WHAT YOU SHOULD DO:
Look for "STEINMAN" in the listing below. Gather each line that contains it.

DATA IN THIS EXERCISE:
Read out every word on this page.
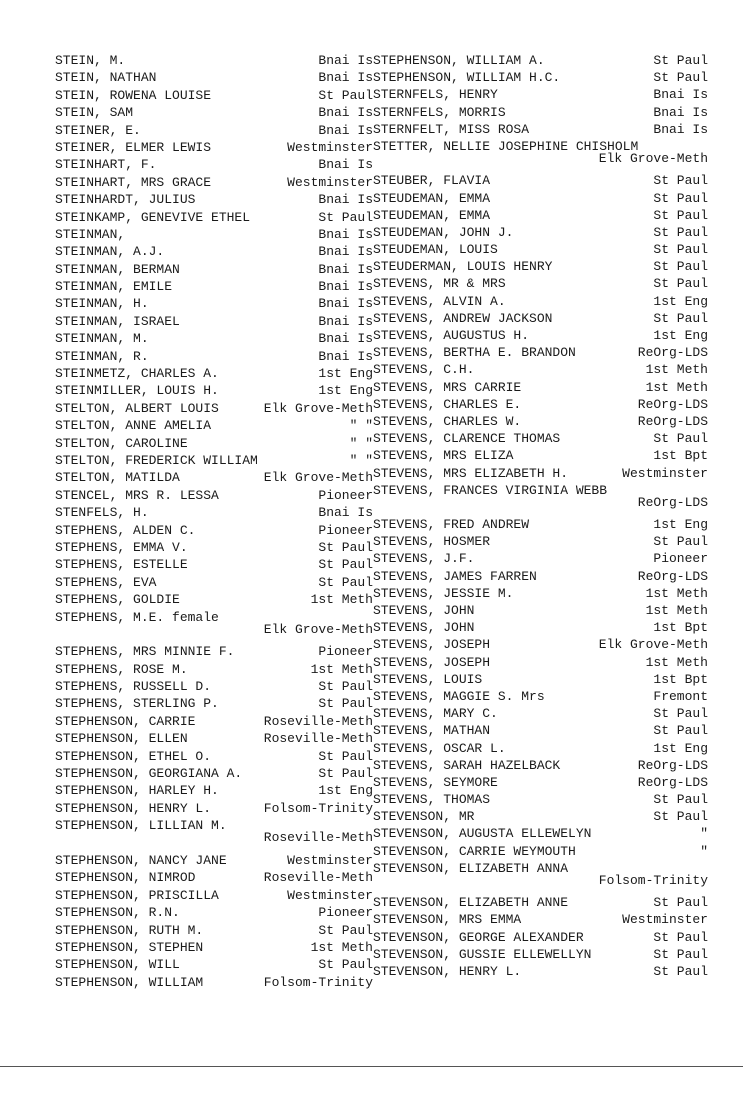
STEIN, M.	Bnai Is
STEIN, NATHAN	Bnai Is
STEIN, ROWENA LOUISE	St Paul
STEIN, SAM	Bnai Is
STEINER, E.	Bnai Is
STEINER, ELMER LEWIS	Westminster
STEINHART, F.	Bnai Is
STEINHART, MRS GRACE	Westminster
STEINHARDT, JULIUS	Bnai Is
STEINKAMP, GENEVIVE ETHEL	St Paul
STEINMAN,	Bnai Is
STEINMAN, A.J.	Bnai Is
STEINMAN, BERMAN	Bnai Is
STEINMAN, EMILE	Bnai Is
STEINMAN, H.	Bnai Is
STEINMAN, ISRAEL	Bnai Is
STEINMAN, M.	Bnai Is
STEINMAN, R.	Bnai Is
STEINMETZ, CHARLES A.	1st Eng
STEINMILLER, LOUIS H.	1st Eng
STELTON, ALBERT LOUIS	Elk Grove-Meth
STELTON, ANNE AMELIA	" "
STELTON, CAROLINE	" "
STELTON, FREDERICK WILLIAM	" "
STELTON, MATILDA	Elk Grove-Meth
STENCEL, MRS R. LESSA	Pioneer
STENFELS, H.	Bnai Is
STEPHENS, ALDEN C.	Pioneer
STEPHENS, EMMA V.	St Paul
STEPHENS, ESTELLE	St Paul
STEPHENS, EVA	St Paul
STEPHENS, GOLDIE	1st Meth
STEPHENS, M.E. female
Elk Grove-Meth
STEPHENS, MRS MINNIE F.	Pioneer
STEPHENS, ROSE M.	1st Meth
STEPHENS, RUSSELL D.	St Paul
STEPHENS, STERLING P.	St Paul
STEPHENSON, CARRIE	Roseville-Meth
STEPHENSON, ELLEN	Roseville-Meth
STEPHENSON, ETHEL O.	St Paul
STEPHENSON, GEORGIANA A.	St Paul
STEPHENSON, HARLEY H.	1st Eng
STEPHENSON, HENRY L.	Folsom-Trinity
STEPHENSON, LILLIAN M.
Roseville-Meth
STEPHENSON, NANCY JANE	Westminster
STEPHENSON, NIMROD	Roseville-Meth
STEPHENSON, PRISCILLA	Westminster
STEPHENSON, R.N.	Pioneer
STEPHENSON, RUTH M.	St Paul
STEPHENSON, STEPHEN	1st Meth
STEPHENSON, WILL	St Paul
STEPHENSON, WILLIAM	Folsom-Trinity
STEPHENSON, WILLIAM A.	St Paul
STEPHENSON, WILLIAM H.C.	St Paul
STERNFELS, HENRY	Bnai Is
STERNFELS, MORRIS	Bnai Is
STERNFELT, MISS ROSA	Bnai Is
STETTER, NELLIE JOSEPHINE CHISHOLM
Elk Grove-Meth
STEUBER, FLAVIA	St Paul
STEUDEMAN, EMMA	St Paul
STEUDEMAN, EMMA	St Paul
STEUDEMAN, JOHN J.	St Paul
STEUDEMAN, LOUIS	St Paul
STEUDERMAN, LOUIS HENRY	St Paul
STEVENS, MR & MRS	St Paul
STEVENS, ALVIN A.	1st Eng
STEVENS, ANDREW JACKSON	St Paul
STEVENS, AUGUSTUS H.	1st Eng
STEVENS, BERTHA E. BRANDON	ReOrg-LDS
STEVENS, C.H.	1st Meth
STEVENS, MRS CARRIE	1st Meth
STEVENS, CHARLES E.	ReOrg-LDS
STEVENS, CHARLES W.	ReOrg-LDS
STEVENS, CLARENCE THOMAS	St Paul
STEVENS, MRS ELIZA	1st Bpt
STEVENS, MRS ELIZABETH H.	Westminster
STEVENS, FRANCES VIRGINIA WEBB
ReOrg-LDS
STEVENS, FRED ANDREW	1st Eng
STEVENS, HOSMER	St Paul
STEVENS, J.F.	Pioneer
STEVENS, JAMES FARREN	ReOrg-LDS
STEVENS, JESSIE M.	1st Meth
STEVENS, JOHN	1st Meth
STEVENS, JOHN	1st Bpt
STEVENS, JOSEPH	Elk Grove-Meth
STEVENS, JOSEPH	1st Meth
STEVENS, LOUIS	1st Bpt
STEVENS, MAGGIE S. Mrs	Fremont
STEVENS, MARY C.	St Paul
STEVENS, MATHAN	St Paul
STEVENS, OSCAR L.	1st Eng
STEVENS, SARAH HAZELBACK	ReOrg-LDS
STEVENS, SEYMORE	ReOrg-LDS
STEVENS, THOMAS	St Paul
STEVENSON, MR	St Paul
STEVENSON, AUGUSTA ELLEWELYN	"
STEVENSON, CARRIE WEYMOUTH	"
STEVENSON, ELIZABETH ANNA
Folsom-Trinity
STEVENSON, ELIZABETH ANNE	St Paul
STEVENSON, MRS EMMA	Westminster
STEVENSON, GEORGE ALEXANDER	St Paul
STEVENSON, GUSSIE ELLEWELLYN	St Paul
STEVENSON, HENRY L.	St Paul
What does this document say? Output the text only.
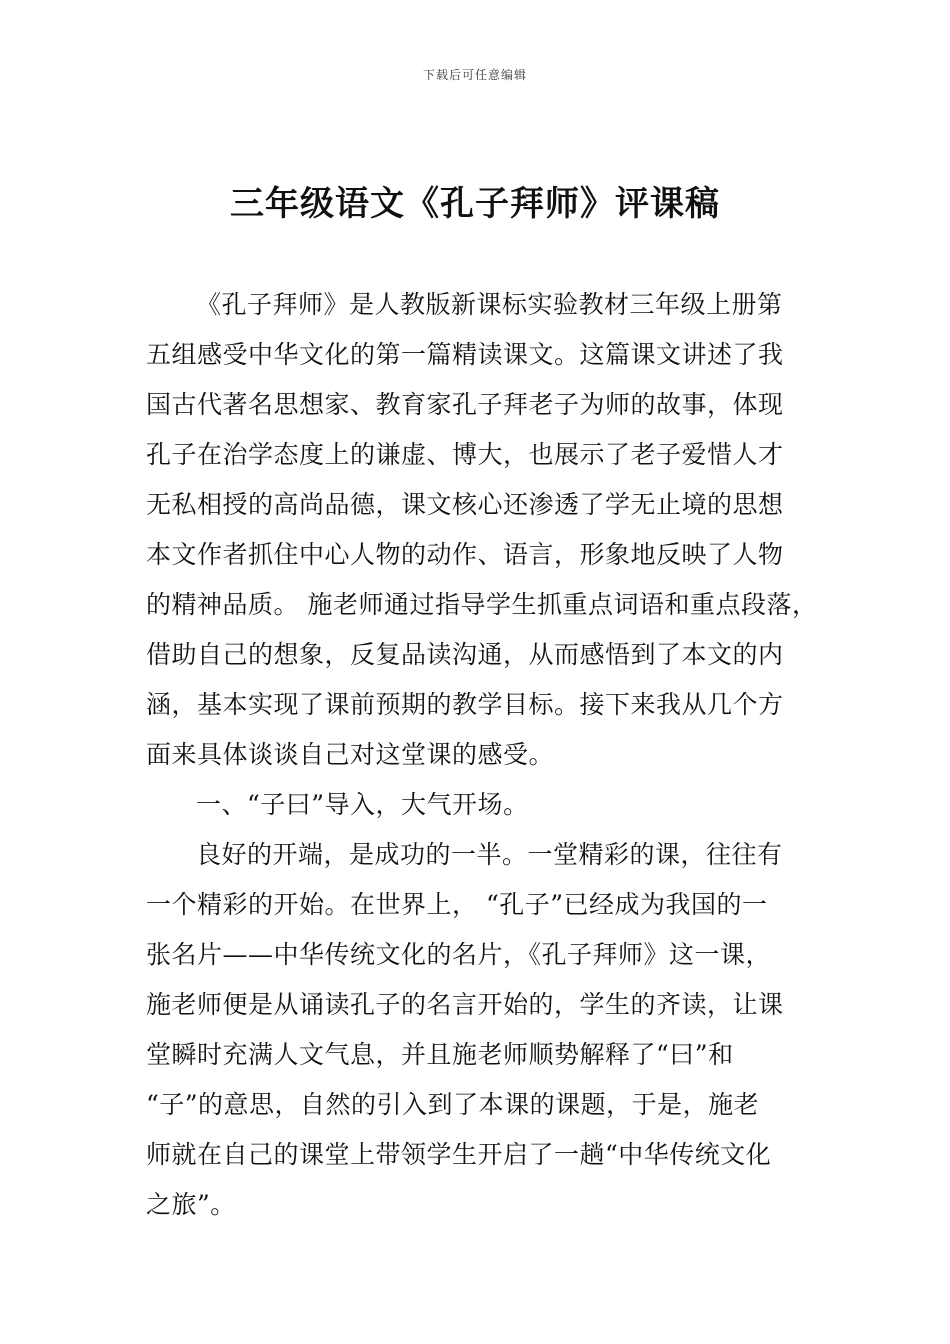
下载后可任意编辑
三年级语文《孔子拜师》评课稿
《孔子拜师》是人教版新课标实验教材三年级上册第
五组感受中华文化的第一篇精读课文。这篇课文讲述了我
国古代著名思想家、教育家孔子拜老子为师的故事，体现
孔子在治学态度上的谦虚、博大，也展示了老子爱惜人才
无私相授的高尚品德，课文核心还渗透了学无止境的思想
本文作者抓住中心人物的动作、语言，形象地反映了人物
的精神品质。 施老师通过指导学生抓重点词语和重点段落，
借助自己的想象，反复品读沟通，从而感悟到了本文的内
涵，基本实现了课前预期的教学目标。接下来我从几个方
面来具体谈谈自己对这堂课的感受。
一、“子曰”导入，大气开场。
良好的开端，是成功的一半。一堂精彩的课，往往有
一个精彩的开始。在世界上， “孔子”已经成为我国的一
张名片——中华传统文化的名片，《孔子拜师》这一课，
施老师便是从诵读孔子的名言开始的，学生的齐读，让课
堂瞬时充满人文气息，并且施老师顺势解释了“曰”和
“子”的意思，自然的引入到了本课的课题，于是，施老
师就在自己的课堂上带领学生开启了一趟“中华传统文化
之旅”。
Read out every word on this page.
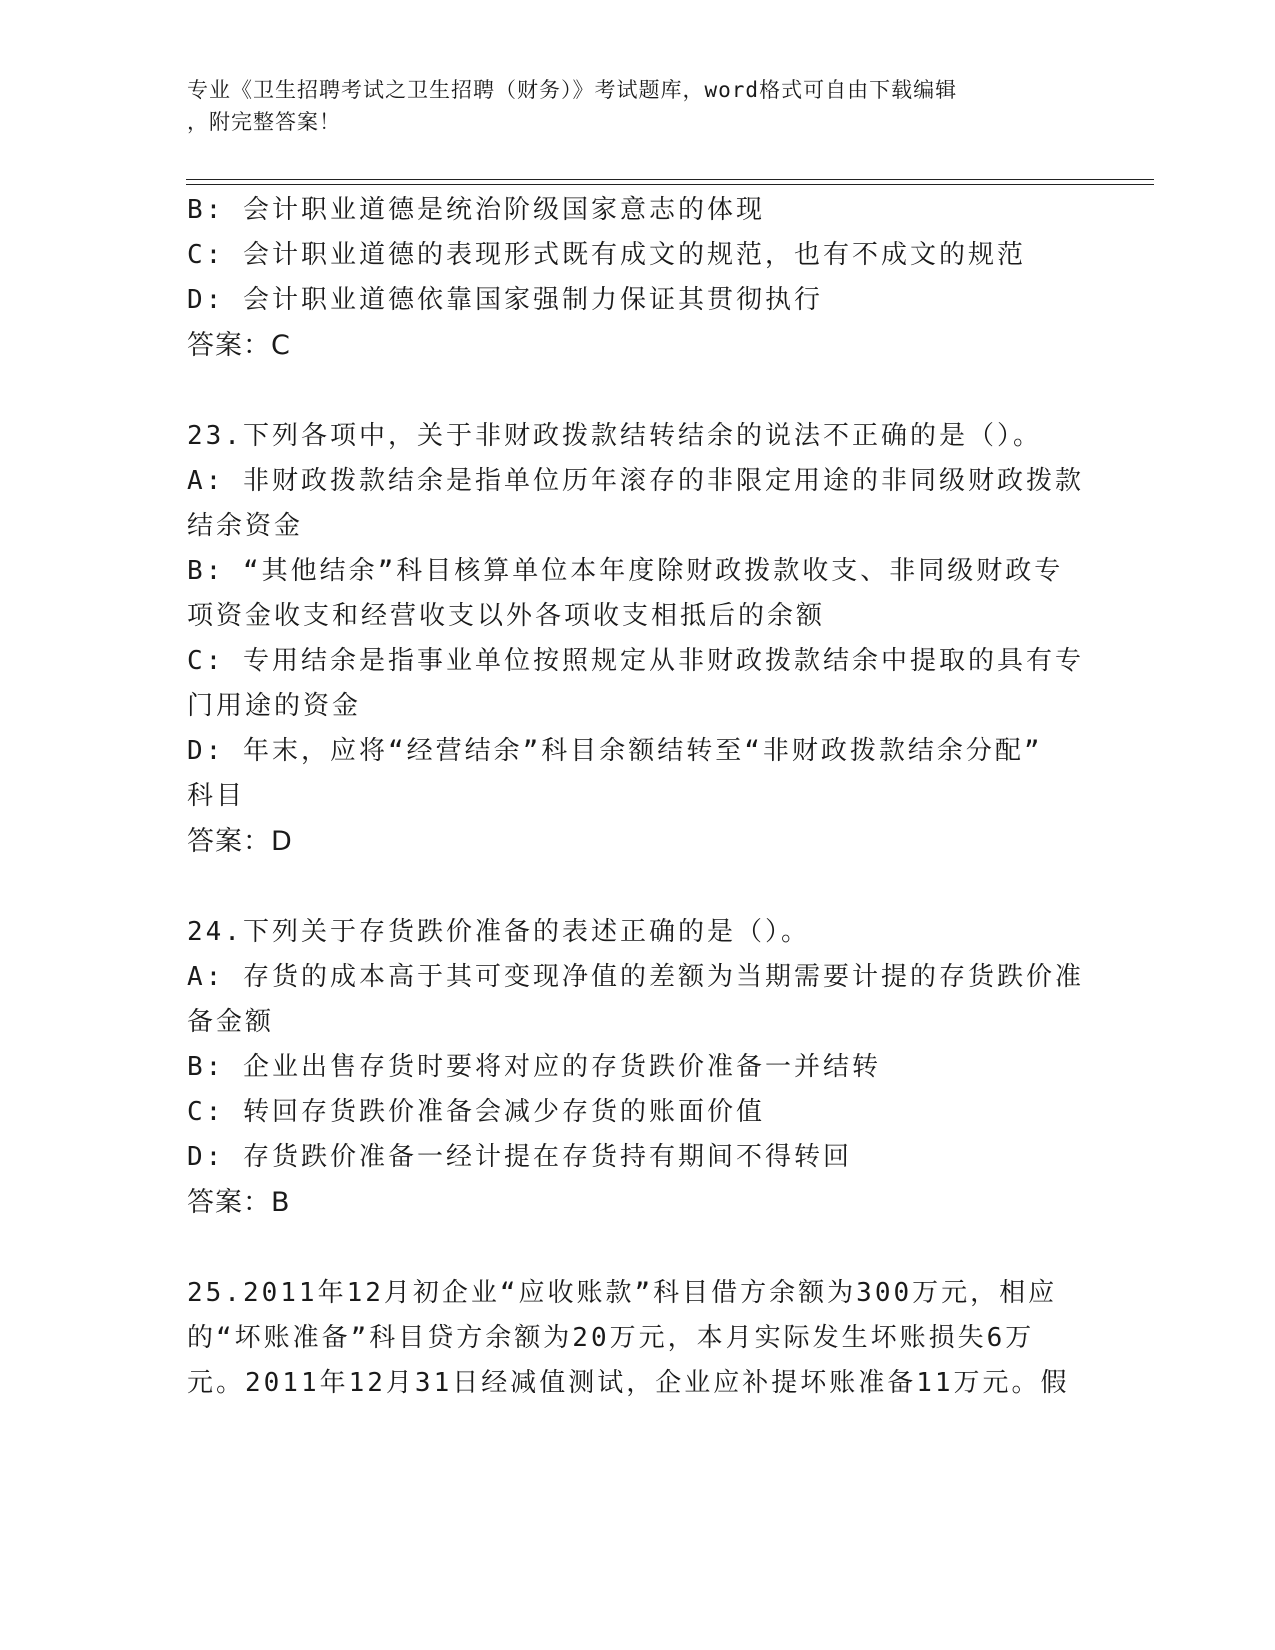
专业《卫生招聘考试之卫生招聘（财务）》考试题库，word格式可自由下载编辑
，附完整答案！
B: 会计职业道德是统治阶级国家意志的体现
C: 会计职业道德的表现形式既有成文的规范，也有不成文的规范
D: 会计职业道德依靠国家强制力保证其贯彻执行
答案：C
23.下列各项中，关于非财政拨款结转结余的说法不正确的是（）。
A: 非财政拨款结余是指单位历年滚存的非限定用途的非同级财政拨款
结余资金
B: “其他结余”科目核算单位本年度除财政拨款收支、非同级财政专
项资金收支和经营收支以外各项收支相抵后的余额
C: 专用结余是指事业单位按照规定从非财政拨款结余中提取的具有专
门用途的资金
D: 年末，应将“经营结余”科目余额结转至“非财政拨款结余分配”
科目
答案：D
24.下列关于存货跌价准备的表述正确的是（）。
A: 存货的成本高于其可变现净值的差额为当期需要计提的存货跌价准
备金额
B: 企业出售存货时要将对应的存货跌价准备一并结转
C: 转回存货跌价准备会减少存货的账面价值
D: 存货跌价准备一经计提在存货持有期间不得转回
答案：B
25.2011年12月初企业“应收账款”科目借方余额为300万元，相应
的“坏账准备”科目贷方余额为20万元，本月实际发生坏账损失6万
元。2011年12月31日经减值测试，企业应补提坏账准备11万元。假
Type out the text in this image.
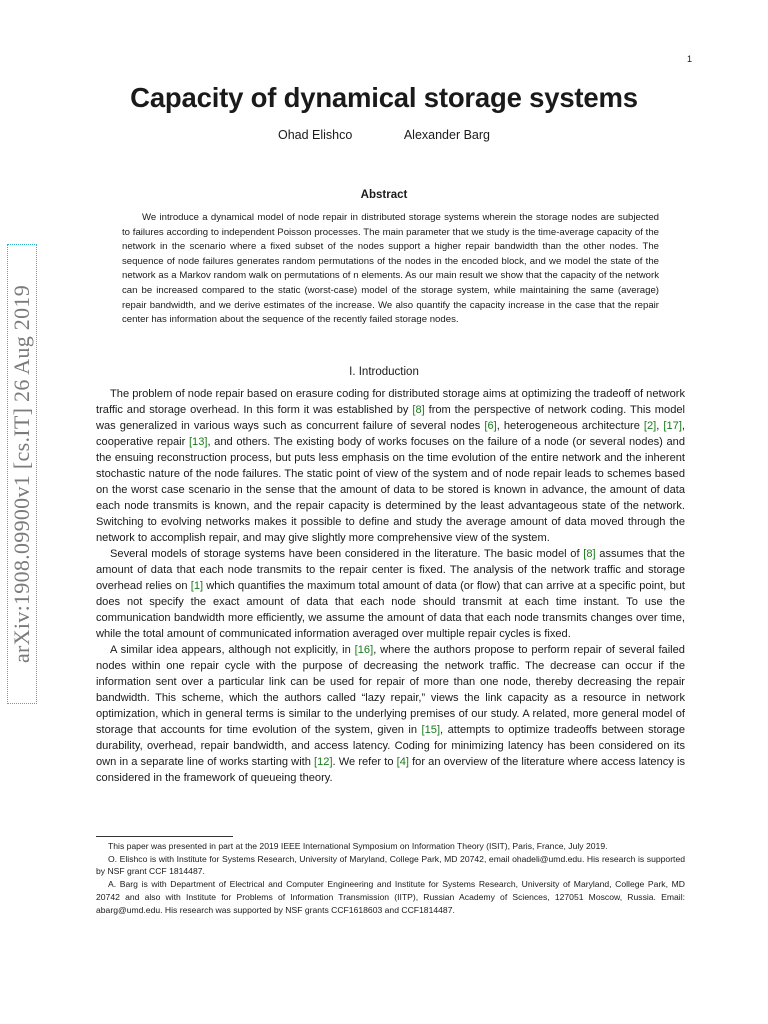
1
arXiv:1908.09900v1 [cs.IT] 26 Aug 2019
Capacity of dynamical storage systems
Ohad Elishco	Alexander Barg
Abstract

We introduce a dynamical model of node repair in distributed storage systems wherein the storage nodes are subjected to failures according to independent Poisson processes. The main parameter that we study is the time-average capacity of the network in the scenario where a fixed subset of the nodes support a higher repair bandwidth than the other nodes. The sequence of node failures generates random permutations of the nodes in the encoded block, and we model the state of the network as a Markov random walk on permutations of n elements. As our main result we show that the capacity of the network can be increased compared to the static (worst-case) model of the storage system, while maintaining the same (average) repair bandwidth, and we derive estimates of the increase. We also quantify the capacity increase in the case that the repair center has information about the sequence of the recently failed storage nodes.

I. Introduction

The problem of node repair based on erasure coding for distributed storage aims at optimizing the tradeoff of network traffic and storage overhead. In this form it was established by [8] from the perspective of network coding. This model was generalized in various ways such as concurrent failure of several nodes [6], heterogeneous architecture [2], [17], cooperative repair [13], and others. The existing body of works focuses on the failure of a node (or several nodes) and the ensuing reconstruction process, but puts less emphasis on the time evolution of the entire network and the inherent stochastic nature of the node failures. The static point of view of the system and of node repair leads to schemes based on the worst case scenario in the sense that the amount of data to be stored is known in advance, the amount of data each node transmits is known, and the repair capacity is determined by the least advantageous state of the network. Switching to evolving networks makes it possible to define and study the average amount of data moved through the network to accomplish repair, and may give slightly more comprehensive view of the system.

Several models of storage systems have been considered in the literature. The basic model of [8] assumes that the amount of data that each node transmits to the repair center is fixed. The analysis of the network traffic and storage overhead relies on [1] which quantifies the maximum total amount of data (or flow) that can arrive at a specific point, but does not specify the exact amount of data that each node should transmit at each time instant. To use the communication bandwidth more efficiently, we assume the amount of data that each node transmits changes over time, while the total amount of communicated information averaged over multiple repair cycles is fixed.

A similar idea appears, although not explicitly, in [16], where the authors propose to perform repair of several failed nodes within one repair cycle with the purpose of decreasing the network traffic. The decrease can occur if the information sent over a particular link can be used for repair of more than one node, thereby decreasing the repair bandwidth. This scheme, which the authors called “lazy repair,” views the link capacity as a resource in network optimization, which in general terms is similar to the underlying premises of our study. A related, more general model of storage that accounts for time evolution of the system, given in [15], attempts to optimize tradeoffs between storage durability, overhead, repair bandwidth, and access latency. Coding for minimizing latency has been considered on its own in a separate line of works starting with [12]. We refer to [4] for an overview of the literature where access latency is considered in the framework of queueing theory.

This paper was presented in part at the 2019 IEEE International Symposium on Information Theory (ISIT), Paris, France, July 2019.

O. Elishco is with Institute for Systems Research, University of Maryland, College Park, MD 20742, email ohadeli@umd.edu. His research is supported by NSF grant CCF 1814487.

A. Barg is with Department of Electrical and Computer Engineering and Institute for Systems Research, University of Maryland, College Park, MD 20742 and also with Institute for Problems of Information Transmission (IITP), Russian Academy of Sciences, 127051 Moscow, Russia. Email: abarg@umd.edu. His research was supported by NSF grants CCF1618603 and CCF1814487.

REPLY TO THE TASK:
STEINMAN,	Bnai Is
STEINMAN, A.J.	Bnai Is
STEINMAN, BERMAN	Bnai Is
STEINMAN, EMILE	Bnai Is
STEINMAN, H.	Bnai Is
STEINMAN, ISRAEL	Bnai Is
STEINMAN, M.	Bnai Is
STEINMAN, R.	Bnai Is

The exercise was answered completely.